Description of the task — Locate the lines that hold the string "ISBN". Copy every such line.

Part of a data file —
○ ○ ○ ○ ○

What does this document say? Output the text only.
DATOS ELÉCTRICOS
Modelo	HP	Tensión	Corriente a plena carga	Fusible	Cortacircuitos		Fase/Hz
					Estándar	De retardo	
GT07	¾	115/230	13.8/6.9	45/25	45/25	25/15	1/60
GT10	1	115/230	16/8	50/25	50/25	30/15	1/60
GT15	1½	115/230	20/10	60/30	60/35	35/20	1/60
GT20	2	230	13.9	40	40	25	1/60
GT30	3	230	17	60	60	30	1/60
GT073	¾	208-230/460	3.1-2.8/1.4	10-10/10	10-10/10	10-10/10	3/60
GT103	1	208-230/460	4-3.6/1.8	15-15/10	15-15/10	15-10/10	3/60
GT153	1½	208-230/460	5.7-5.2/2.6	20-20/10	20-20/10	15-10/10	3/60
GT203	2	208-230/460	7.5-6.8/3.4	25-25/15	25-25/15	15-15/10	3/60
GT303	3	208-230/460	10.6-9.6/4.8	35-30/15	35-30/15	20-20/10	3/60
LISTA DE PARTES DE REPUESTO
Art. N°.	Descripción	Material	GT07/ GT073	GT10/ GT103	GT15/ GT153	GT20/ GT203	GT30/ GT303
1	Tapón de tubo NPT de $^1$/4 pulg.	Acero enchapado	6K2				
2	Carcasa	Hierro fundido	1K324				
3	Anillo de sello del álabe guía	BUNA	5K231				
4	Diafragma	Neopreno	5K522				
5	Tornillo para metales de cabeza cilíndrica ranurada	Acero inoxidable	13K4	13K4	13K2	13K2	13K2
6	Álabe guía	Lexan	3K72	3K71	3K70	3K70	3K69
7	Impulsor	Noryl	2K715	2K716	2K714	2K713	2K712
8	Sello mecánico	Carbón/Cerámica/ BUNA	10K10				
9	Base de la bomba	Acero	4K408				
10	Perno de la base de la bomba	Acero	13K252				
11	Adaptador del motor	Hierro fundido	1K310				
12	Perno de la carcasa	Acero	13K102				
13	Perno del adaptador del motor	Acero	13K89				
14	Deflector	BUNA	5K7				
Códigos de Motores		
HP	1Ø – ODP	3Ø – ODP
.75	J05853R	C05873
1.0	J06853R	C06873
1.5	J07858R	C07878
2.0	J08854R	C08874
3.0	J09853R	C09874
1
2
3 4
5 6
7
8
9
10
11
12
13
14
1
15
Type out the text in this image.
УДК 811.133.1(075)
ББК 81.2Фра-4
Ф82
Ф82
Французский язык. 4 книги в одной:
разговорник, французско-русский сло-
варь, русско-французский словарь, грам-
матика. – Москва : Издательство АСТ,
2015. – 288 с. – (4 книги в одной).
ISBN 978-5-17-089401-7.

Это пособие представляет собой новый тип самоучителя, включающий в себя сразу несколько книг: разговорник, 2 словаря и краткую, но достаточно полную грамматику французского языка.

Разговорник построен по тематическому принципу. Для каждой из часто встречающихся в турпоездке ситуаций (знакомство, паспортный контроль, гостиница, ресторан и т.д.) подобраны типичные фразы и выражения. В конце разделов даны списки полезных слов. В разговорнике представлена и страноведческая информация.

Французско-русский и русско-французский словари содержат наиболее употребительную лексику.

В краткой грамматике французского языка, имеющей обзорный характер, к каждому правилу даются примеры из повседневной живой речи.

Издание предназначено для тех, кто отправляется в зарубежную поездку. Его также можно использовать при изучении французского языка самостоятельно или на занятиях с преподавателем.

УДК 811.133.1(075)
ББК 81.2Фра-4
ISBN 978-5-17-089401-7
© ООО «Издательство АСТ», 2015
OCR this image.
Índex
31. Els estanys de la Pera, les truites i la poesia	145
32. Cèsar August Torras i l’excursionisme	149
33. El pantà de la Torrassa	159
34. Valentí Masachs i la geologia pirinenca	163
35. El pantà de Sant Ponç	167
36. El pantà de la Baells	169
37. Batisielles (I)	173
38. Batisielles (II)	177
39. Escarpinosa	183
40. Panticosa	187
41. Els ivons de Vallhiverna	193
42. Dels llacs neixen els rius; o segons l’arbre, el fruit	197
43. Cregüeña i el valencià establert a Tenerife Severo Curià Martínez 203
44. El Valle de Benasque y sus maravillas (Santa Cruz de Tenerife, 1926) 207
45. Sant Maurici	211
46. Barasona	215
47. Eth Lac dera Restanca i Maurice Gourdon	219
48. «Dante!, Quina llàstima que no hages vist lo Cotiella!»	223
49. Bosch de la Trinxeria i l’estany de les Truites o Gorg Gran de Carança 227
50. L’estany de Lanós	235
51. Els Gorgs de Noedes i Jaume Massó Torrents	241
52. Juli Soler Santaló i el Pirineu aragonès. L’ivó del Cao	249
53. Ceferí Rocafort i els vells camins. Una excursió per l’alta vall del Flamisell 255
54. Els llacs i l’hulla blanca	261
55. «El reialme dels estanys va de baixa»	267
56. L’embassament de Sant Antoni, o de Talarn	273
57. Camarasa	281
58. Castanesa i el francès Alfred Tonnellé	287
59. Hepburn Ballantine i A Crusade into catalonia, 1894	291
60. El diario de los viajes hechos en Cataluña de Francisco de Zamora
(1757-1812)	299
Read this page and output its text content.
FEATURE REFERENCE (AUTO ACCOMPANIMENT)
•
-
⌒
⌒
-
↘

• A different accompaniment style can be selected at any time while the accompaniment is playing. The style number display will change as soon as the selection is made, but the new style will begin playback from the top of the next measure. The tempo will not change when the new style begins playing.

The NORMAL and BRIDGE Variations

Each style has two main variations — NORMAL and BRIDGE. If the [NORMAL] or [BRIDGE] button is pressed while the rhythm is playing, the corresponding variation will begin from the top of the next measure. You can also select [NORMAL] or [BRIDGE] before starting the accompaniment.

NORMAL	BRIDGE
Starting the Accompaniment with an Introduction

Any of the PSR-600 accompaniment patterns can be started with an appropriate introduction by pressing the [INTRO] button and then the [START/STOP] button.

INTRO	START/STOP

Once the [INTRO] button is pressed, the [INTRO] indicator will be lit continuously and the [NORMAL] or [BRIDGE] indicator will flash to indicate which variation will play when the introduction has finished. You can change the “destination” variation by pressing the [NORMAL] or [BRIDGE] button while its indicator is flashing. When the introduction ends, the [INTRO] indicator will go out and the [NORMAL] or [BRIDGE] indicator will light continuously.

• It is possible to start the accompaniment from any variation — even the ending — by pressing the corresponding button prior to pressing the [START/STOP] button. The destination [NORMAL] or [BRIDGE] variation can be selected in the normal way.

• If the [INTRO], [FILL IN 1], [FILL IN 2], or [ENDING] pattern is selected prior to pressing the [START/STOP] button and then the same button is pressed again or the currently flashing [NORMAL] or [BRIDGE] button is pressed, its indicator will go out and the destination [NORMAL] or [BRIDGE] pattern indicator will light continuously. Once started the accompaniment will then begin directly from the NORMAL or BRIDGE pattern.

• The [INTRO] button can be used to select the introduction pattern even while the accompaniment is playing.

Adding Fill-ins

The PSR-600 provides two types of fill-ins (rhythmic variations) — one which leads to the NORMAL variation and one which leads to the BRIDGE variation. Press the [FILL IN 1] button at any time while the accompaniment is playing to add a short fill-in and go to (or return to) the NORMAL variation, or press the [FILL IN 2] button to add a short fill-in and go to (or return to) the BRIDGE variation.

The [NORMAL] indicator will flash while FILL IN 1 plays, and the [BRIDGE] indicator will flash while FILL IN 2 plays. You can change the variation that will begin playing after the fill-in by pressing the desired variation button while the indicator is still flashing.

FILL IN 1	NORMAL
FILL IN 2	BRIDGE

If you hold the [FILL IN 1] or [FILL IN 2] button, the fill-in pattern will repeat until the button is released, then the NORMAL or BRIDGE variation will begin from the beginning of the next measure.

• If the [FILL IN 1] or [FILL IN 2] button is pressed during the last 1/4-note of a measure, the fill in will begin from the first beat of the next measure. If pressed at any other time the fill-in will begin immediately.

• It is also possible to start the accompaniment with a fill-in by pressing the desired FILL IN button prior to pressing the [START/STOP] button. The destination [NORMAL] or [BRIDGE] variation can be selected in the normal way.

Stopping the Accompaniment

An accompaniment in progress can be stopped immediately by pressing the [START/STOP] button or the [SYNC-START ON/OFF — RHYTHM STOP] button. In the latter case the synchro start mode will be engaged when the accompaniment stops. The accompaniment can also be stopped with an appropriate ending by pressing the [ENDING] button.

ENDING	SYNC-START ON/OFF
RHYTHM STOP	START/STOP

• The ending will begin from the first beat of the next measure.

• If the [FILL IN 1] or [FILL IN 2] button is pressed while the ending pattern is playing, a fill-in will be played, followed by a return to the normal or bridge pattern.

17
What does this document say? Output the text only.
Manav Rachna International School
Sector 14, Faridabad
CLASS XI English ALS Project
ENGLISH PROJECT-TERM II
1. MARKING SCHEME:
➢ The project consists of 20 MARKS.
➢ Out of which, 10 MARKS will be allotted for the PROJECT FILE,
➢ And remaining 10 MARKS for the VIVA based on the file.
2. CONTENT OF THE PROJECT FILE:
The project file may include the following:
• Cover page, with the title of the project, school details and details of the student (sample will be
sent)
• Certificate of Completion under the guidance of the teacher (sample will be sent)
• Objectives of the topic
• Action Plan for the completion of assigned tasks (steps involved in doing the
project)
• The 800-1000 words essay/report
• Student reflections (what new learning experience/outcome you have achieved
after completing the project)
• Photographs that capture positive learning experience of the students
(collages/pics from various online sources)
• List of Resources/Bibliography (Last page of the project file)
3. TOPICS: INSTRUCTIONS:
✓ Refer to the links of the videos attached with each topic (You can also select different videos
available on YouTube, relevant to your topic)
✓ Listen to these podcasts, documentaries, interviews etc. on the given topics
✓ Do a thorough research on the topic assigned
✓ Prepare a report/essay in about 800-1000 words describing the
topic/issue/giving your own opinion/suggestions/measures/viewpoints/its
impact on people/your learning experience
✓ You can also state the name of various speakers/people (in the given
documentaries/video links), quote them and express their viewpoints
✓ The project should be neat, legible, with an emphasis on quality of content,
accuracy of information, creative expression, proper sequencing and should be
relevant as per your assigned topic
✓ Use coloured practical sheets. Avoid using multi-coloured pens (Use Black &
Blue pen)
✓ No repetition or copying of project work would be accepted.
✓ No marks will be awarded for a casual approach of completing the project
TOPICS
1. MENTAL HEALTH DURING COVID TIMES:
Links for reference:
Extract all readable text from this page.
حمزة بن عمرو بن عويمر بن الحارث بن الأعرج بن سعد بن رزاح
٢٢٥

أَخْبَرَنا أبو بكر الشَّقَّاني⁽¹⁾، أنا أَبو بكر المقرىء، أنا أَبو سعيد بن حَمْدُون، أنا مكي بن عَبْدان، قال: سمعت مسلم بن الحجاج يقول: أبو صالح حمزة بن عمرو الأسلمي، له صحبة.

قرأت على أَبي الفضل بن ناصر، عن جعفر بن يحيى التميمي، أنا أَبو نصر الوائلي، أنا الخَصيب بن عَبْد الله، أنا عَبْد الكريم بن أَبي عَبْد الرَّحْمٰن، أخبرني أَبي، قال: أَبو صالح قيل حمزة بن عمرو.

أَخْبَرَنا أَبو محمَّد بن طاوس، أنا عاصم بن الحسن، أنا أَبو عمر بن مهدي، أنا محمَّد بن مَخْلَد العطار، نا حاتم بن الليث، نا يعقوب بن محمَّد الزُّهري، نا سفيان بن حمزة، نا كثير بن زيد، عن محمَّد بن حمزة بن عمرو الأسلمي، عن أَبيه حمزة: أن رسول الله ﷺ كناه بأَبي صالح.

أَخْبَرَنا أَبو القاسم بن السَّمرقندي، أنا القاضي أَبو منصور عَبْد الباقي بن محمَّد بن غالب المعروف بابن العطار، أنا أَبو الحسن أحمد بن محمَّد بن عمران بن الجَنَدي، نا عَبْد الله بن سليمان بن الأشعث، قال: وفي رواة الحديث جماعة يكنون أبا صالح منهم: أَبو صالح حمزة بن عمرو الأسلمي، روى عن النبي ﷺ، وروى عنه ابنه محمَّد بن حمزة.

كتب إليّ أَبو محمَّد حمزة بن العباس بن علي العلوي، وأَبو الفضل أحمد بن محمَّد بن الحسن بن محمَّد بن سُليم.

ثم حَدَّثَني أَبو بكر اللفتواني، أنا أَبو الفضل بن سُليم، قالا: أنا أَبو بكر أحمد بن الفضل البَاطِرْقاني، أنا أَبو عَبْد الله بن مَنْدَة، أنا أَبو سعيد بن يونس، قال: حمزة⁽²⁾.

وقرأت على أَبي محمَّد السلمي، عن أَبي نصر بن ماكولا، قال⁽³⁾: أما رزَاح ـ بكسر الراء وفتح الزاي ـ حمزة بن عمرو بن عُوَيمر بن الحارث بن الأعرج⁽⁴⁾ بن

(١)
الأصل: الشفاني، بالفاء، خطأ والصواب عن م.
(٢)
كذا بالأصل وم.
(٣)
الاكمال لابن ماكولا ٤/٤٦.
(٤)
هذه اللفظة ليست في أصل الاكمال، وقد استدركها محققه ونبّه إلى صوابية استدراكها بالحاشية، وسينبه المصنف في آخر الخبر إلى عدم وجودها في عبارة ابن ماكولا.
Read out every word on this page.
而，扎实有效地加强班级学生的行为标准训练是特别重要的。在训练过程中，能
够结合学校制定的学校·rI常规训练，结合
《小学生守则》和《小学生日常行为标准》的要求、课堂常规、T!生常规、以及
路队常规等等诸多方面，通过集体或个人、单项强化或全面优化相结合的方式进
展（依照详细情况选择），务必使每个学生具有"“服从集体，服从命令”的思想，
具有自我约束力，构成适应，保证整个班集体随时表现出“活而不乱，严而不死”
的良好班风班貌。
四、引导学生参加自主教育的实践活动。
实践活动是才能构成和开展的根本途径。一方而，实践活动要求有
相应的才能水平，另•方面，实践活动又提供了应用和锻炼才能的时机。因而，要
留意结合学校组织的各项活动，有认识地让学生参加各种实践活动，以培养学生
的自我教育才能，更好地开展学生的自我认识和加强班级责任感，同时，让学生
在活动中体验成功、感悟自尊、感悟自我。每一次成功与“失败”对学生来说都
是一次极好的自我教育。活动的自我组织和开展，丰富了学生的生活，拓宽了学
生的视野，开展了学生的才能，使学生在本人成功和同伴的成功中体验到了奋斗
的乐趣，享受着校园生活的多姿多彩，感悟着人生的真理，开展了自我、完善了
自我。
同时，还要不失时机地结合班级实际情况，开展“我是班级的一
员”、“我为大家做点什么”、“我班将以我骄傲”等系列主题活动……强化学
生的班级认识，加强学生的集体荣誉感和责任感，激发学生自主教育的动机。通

○ ○ ○ ○ ○

Output below —
ISBN 978-5-17-089401-7.
ISBN 978-5-17-089401-7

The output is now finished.